_Instrucciones:_
1. Edita el ensayo sobre el poder y las instituciones comenzando en "Por Marisela Prieto" y terminando en "todas las instituciones.", con "imaginario histórico-social" sustituido por "imaginario colectivo".
2. ¿Cómo seguiría el ensayo sobre el poder y las instituciones? Continúalo a partir de su última oración.

_Fragmento fuente:_
Por Marisela Prieto Berbin

El imaginario histórico-social establece diversas significaciones imaginarias sociales: dioses, ancestros y otros, que son encarnadas e instrumentadas por una gama de instituciones como la religión y las que presentan ciertas instituciones referidas al poder económico, familiar, educativo e incluso, al lenguaje en sí. Todas estas instituciones, poseen una dimensión lógica con base en la organización realizada por los conjuntos y agrupaciones, donde por esta jerarquía existe la silogística, es decir, una convicción sobre la autoridad y pertinencia que imaginariamente son parte de todas las instituciones.

De hecho, cada persona se ha formulado sus propias representaciones simbólicas, interrogantes de esas vivencias en el clima cultural contemporáneo que expresan unas relaciones de poder. Al respecto del poder instituido, de acuerdo con Foucault y Chomsky (2007): “Este tipo de poder está localizado en manos del gobierno y que se ejerce gracias a un determinado número de instituciones específicas tales como la administración, la policía, el ejército y el aparato del Estado…(p. 82).

No obstante, desde el poder también está presente la noción de  formación, la cual subyace desde la dialéctica de la interacción humana, representada por la dominación no como un proceso estático. Esto impone la necesidad de profundizar en las formas complejas, mediante las cuales la interacción entre sus propias experiencias vividas y las estructuras de dominación, en las cuales estuvo latente una intencionalidad, sentido común, la naturaleza y valor del comportamiento no discursivo; cuya muestra podemos observar con más razón en las medidas que se imponen ante la pandemia del covid-19, donde los discursos son prácticamente simbólicos, pero se impone el poder a través de medidas, muchas de ellas coercitivas, mientras la población espera ser vacunada.

_Datos estructurados del análisis de la página:_
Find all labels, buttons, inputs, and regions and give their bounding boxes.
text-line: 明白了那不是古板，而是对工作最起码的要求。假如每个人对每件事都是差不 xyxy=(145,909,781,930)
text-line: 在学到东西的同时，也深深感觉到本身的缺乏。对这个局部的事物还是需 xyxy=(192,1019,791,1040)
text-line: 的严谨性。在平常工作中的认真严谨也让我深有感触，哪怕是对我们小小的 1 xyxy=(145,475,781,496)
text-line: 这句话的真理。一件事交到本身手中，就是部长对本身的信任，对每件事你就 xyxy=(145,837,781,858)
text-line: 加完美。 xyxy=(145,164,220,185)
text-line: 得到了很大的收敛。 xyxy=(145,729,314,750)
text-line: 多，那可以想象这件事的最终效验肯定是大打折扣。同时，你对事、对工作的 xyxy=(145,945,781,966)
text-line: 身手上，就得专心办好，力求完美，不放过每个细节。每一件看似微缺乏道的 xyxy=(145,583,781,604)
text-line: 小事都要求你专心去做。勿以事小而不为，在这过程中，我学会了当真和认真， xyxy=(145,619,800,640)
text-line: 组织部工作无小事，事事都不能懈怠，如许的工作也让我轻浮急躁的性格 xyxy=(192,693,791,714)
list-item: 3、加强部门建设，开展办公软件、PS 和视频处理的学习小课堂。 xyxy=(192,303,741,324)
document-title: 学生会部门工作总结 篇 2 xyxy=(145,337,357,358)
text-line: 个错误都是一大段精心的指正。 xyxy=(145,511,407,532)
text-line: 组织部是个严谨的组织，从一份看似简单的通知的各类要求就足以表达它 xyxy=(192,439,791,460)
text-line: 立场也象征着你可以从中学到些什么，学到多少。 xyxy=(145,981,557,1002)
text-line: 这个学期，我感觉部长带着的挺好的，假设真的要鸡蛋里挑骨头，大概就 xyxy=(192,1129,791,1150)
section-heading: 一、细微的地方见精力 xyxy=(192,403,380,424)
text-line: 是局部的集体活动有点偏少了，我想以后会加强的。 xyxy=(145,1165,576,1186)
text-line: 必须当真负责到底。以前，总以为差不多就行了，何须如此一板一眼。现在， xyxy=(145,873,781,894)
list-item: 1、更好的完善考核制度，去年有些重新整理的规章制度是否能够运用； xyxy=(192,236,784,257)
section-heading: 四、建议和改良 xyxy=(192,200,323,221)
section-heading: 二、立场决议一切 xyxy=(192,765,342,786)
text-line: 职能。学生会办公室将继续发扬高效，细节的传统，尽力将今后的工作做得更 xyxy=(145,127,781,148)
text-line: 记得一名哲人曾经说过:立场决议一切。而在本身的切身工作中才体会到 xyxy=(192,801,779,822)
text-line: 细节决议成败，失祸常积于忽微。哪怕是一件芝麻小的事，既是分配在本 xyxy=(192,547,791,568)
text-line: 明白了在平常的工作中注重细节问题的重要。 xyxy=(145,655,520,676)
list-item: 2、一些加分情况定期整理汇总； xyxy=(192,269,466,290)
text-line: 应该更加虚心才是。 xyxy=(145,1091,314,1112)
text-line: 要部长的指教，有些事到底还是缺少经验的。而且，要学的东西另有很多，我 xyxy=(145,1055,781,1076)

_Tus respuestas escritas:_
1.
Por Marisela Prieto Berbin

El imaginario colectivo establece diversas significaciones imaginarias sociales: dioses, ancestros y otros, que son encarnadas e instrumentadas por una gama de instituciones como la religión y las que presentan ciertas instituciones referidas al poder económico, familiar, educativo e incluso, al lenguaje en sí. Todas estas instituciones, poseen una dimensión lógica con base en la organización realizada por los conjuntos y agrupaciones, donde por esta jerarquía existe la silogística, es decir, una convicción sobre la autoridad y pertinencia que imaginariamente son parte de todas las instituciones.

2.
Ante ello, hoy existen condiciones para que se inserten en los saberes desterrados, entre ellos el relacionado con la formación de una nueva ciudadanía que desde el acto pedagógico se tiene que impulsar y proyectar, porque se asume como un elemento importante en la práctica social.

En las condiciones actuales de alteración en la conducta humana de manera forzosa, se hace necesaria la concepción de una formación ética, humana, sensible y espiritual, en un contexto ético-político y emancipatorio para la configuración de la ciudadanía del siglo XXI. Se necesita una formación tradicional que configure una práctica educativa que ha sido negadora de la historia vinculada ante los saberes populares, la política y hasta del mismo imaginario del ser humano y su dignidad. La formación tiene un lado luminoso que la hace portadora de un proyecto histórico que responda al clamor por develar la desigualdad, la segregación y la exclusión social en esta realidad. Por ello, tiene que asumirse como potenciadora de la humanización.

Es importante develar el impacto de la problematización del sentido ético de la formación para la vida que refiere interpretar la complejidad educativa a través de un episteme, del poder y la pedagogía, más en tiempos de coronavirus. En la vocación ética del ser humano se fundamenta una acción educativa para que pueda recrear su vivir, sus relaciones, la historia en función de las representaciones que posea de su contexto social, cultural y educativo. Hay que ir hacia una plataforma conceptual filosófica, antropológica y sociológica. El sentido ético permite el reconocimiento de lo típicamente ontológico y genuinamente formativo y apuesta por la capacidad de emocionarnos, de construir el mundo y el conocimiento a partir de los lazos afectivos que nos impactan, y por ende construir una nueva doctrina del sentido humano.